━━━ Text excerpt
The extreme case is where the entire application is a single version bubble. This configuration does not need to pay any performance penalty for respecting versioning rules. It still benefits from a clearly defined file format and runtime contract that are the essential part of this proposal.
Runtime Versioning
The runtime versioning is solved using different techniques because the runtime is responsible for interpretation of the binary format.
To allow changes in the runtime, we simply require that the new runtime handle all old formats as well as the new format. The 'main defense' in the design of the file format is having version numbers on important structures so that the runtime has the option of supporting a new version of that structure as well as the old version unambiguously by checking the version number. Fundamentally, we are forcing the developers of the runtime to be aware of this constraint and code and test accordingly.
Restrictions on Runtime Evolution
As mentioned previously, when designing for version compatibility we have the choice of either simply disallowing a change (by changing the breaking change rules), or ensuring that the format is sufficiently flexible to allow evolution. For example, for managed code we have opted to disallow changes to value type (struct) layout so that codegen for structs can be efficient. In addition, the design also includes a small number of restrictions that affect the flexibility of evolving the runtime itself. They are:
- The field layout of
System.Object
cannot change. (First, there is a pointer sized field for type information and then the other fields.) - The field layout of arrays cannot change. (First, there is a pointer sized field for type information, and then a pointer sized field for the length. After these fields is the array data, packed using existing alignment rules.)
- The field layout of
System.String
cannot change. (First, there is a pointer sized field for type information, and then a int32 sized field for the length. After these fields is the zero terminated string data in UTF16 encoding.)
These restrictions were made because the likelihood of ever wanting to change these restrictions is low, and the performance cost not having these assumptions is high. If we did not assume the field layout of System.Object
never changes, then every field fetch object outside the framework itself would span a version bubble and pay a penalty. Similarly if we don't assume the field layout for arrays or strings, then every access will pay a versioning penalty.
Selective use of the JIT
One final point that is worth making is that selective use of the JIT compiler is another tool that can be used to avoid code quality penalties associated with version resilience, in environments where JITing is permitted. For example, assume that there is a hot user method that calls across a version bubble to a method that would a good candidate for inlining, but is not inlined because of versioning constraints. For such cases, we could have an attribute that indicates that a particular method should be compiled at runtime. Since the JIT compiler is free to generate fragile code, it can perform this inlining and thus the program steady-state performance improves. It is true that a startup time cost has been paid, but if the number of such 'hot' methods is small, the amount of JIT compilation (and thus its penalty) is not great. The point is that application developers can make this determination on a case by case basis. It is very easy for the runtime to support this capability.
━━━━━━
━━━ Record excerpts
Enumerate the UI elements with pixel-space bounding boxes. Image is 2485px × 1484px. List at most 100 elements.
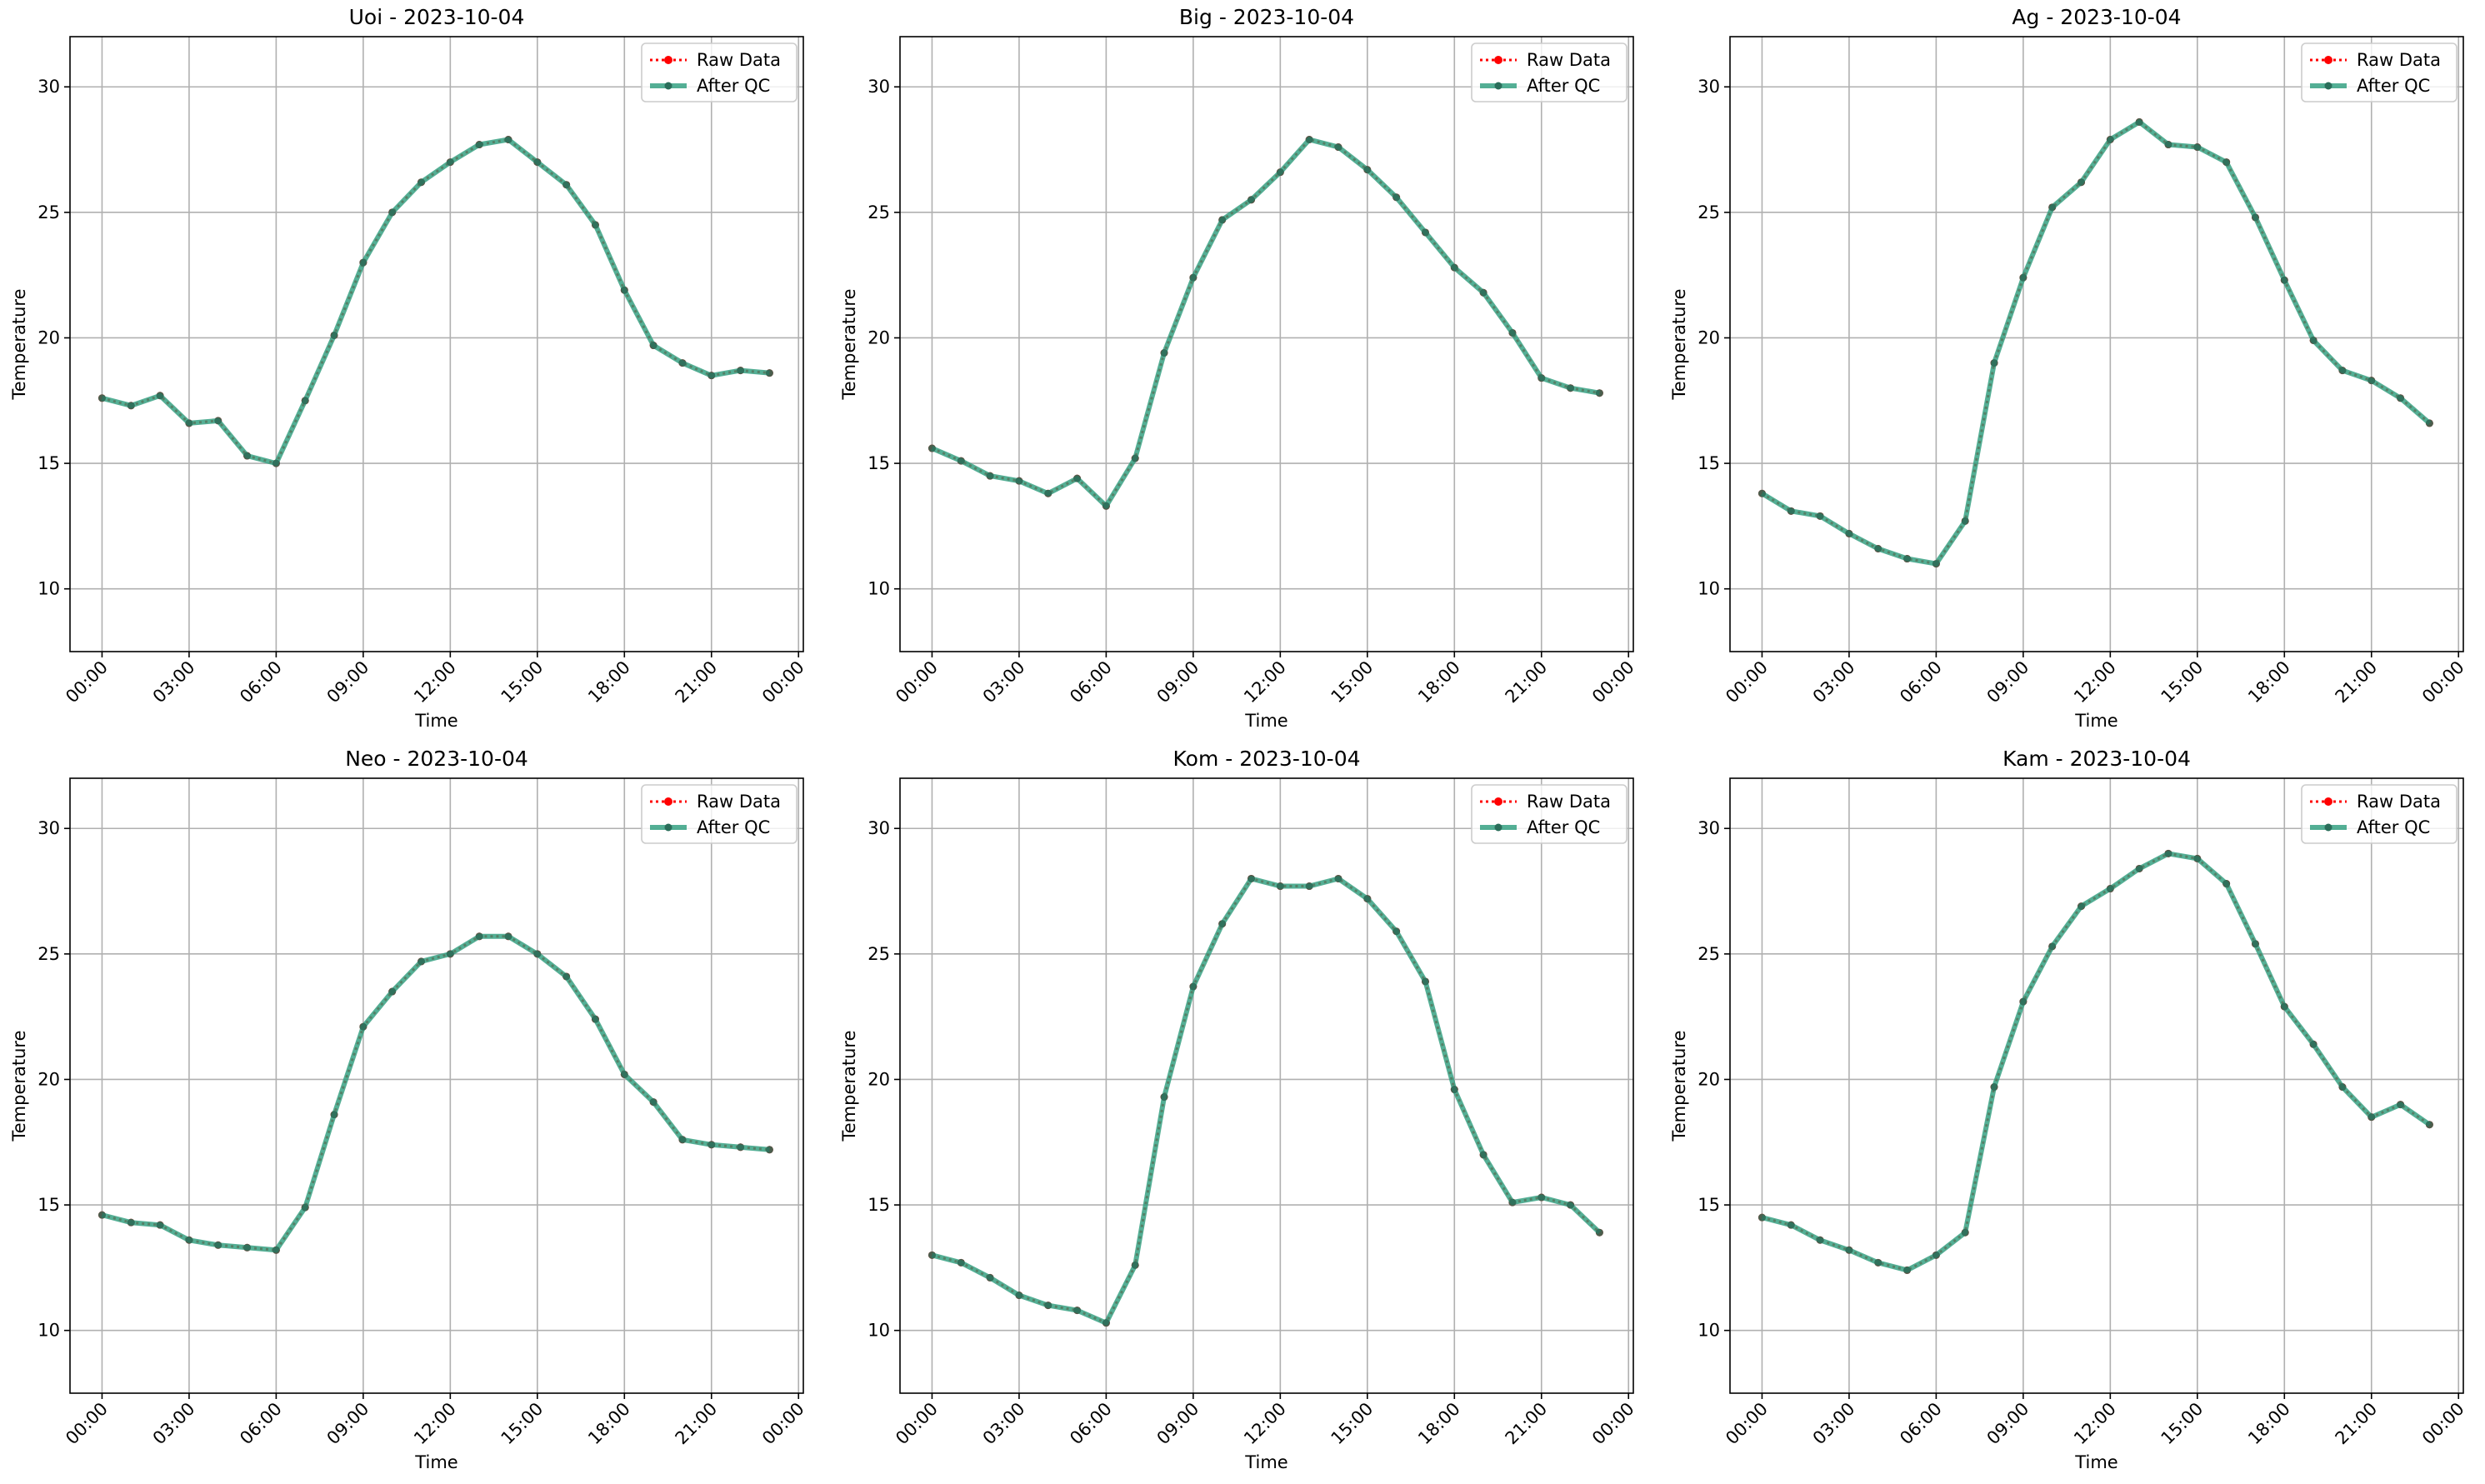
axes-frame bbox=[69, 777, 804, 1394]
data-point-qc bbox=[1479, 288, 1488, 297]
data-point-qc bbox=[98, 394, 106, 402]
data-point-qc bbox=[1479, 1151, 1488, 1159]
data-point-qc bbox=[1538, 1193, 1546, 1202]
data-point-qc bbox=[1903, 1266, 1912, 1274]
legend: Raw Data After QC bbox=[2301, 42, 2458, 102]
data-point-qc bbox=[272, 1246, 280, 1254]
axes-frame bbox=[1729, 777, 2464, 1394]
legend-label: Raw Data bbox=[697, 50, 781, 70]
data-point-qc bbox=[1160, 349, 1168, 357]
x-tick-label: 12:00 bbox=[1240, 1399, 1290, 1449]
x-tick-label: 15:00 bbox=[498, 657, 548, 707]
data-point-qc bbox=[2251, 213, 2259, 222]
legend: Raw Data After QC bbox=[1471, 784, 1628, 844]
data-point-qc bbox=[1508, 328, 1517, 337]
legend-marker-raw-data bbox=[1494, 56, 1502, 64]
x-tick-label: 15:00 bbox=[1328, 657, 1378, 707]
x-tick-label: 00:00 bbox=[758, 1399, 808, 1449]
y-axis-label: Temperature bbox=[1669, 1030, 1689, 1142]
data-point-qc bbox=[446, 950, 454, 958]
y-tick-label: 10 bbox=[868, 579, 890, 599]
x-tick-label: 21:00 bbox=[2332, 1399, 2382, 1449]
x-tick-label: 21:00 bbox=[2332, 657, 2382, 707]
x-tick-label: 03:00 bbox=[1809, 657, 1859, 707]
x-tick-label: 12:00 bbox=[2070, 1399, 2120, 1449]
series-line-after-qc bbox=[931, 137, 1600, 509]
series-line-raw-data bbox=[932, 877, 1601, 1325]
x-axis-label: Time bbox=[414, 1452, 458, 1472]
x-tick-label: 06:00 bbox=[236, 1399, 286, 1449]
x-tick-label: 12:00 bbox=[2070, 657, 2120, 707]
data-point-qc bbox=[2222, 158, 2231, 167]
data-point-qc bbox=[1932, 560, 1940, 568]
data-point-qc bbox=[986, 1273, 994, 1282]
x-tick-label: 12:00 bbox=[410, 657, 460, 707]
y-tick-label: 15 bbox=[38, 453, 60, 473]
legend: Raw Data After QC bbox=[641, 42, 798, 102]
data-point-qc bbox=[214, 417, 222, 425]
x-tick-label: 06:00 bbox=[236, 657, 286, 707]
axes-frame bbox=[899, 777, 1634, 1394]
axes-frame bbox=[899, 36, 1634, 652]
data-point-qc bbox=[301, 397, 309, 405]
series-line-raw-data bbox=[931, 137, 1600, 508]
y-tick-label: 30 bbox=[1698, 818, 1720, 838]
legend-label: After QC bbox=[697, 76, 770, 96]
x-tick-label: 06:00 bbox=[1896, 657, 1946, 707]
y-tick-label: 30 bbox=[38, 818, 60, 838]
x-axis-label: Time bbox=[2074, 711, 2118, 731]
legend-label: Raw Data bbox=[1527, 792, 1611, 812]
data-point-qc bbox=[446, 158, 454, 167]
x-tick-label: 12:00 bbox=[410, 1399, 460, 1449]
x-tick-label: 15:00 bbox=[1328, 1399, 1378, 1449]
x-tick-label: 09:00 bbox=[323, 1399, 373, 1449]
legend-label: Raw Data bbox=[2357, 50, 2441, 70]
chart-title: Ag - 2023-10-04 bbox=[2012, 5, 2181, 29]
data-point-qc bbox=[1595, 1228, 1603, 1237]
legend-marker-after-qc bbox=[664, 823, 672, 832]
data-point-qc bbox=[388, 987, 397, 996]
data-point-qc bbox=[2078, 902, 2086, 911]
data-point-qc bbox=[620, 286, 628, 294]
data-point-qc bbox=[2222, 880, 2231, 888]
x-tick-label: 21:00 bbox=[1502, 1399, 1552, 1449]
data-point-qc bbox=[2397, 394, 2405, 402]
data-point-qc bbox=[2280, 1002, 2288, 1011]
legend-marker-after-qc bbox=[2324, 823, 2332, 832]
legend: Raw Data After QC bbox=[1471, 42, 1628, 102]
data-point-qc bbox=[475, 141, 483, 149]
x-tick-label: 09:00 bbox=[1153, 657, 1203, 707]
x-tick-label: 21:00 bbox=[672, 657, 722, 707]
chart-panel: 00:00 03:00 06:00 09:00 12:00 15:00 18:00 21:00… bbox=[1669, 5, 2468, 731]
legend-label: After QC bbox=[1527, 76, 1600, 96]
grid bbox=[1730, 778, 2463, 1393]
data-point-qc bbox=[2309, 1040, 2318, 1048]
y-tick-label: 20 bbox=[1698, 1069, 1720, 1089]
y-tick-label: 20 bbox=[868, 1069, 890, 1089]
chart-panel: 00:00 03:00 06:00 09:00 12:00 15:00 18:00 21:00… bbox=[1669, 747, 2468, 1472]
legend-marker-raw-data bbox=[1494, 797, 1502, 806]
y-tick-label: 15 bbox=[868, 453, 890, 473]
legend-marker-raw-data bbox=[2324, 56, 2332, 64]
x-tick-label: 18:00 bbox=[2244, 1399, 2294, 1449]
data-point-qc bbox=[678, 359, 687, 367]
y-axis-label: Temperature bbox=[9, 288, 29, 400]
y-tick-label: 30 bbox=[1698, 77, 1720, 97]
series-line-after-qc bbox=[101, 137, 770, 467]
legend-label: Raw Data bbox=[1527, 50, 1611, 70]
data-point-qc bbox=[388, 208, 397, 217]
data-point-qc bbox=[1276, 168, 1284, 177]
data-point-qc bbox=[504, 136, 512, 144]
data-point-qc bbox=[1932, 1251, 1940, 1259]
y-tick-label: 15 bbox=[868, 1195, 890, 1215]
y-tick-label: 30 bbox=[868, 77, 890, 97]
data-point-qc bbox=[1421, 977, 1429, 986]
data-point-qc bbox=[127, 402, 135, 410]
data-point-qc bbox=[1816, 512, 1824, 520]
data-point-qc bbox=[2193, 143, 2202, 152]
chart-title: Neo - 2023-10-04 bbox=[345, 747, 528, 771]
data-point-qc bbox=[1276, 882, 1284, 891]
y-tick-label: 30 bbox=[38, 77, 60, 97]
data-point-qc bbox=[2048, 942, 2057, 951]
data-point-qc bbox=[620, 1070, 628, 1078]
━━━━━━
### Objective
Transcribe the part of the runtime versioning text between "To allow changes" and "and test accordingly.", inclusive.

### Response
To allow changes in the runtime, we simply require that the new runtime handle all old formats as well as the new format. The 'main defense' in the design of the file format is having version numbers on important structures so that the runtime has the option of supporting a new version of that structure as well as the old version unambiguously by checking the version number. Fundamentally, we are forcing the developers of the runtime to be aware of this constraint and code and test accordingly.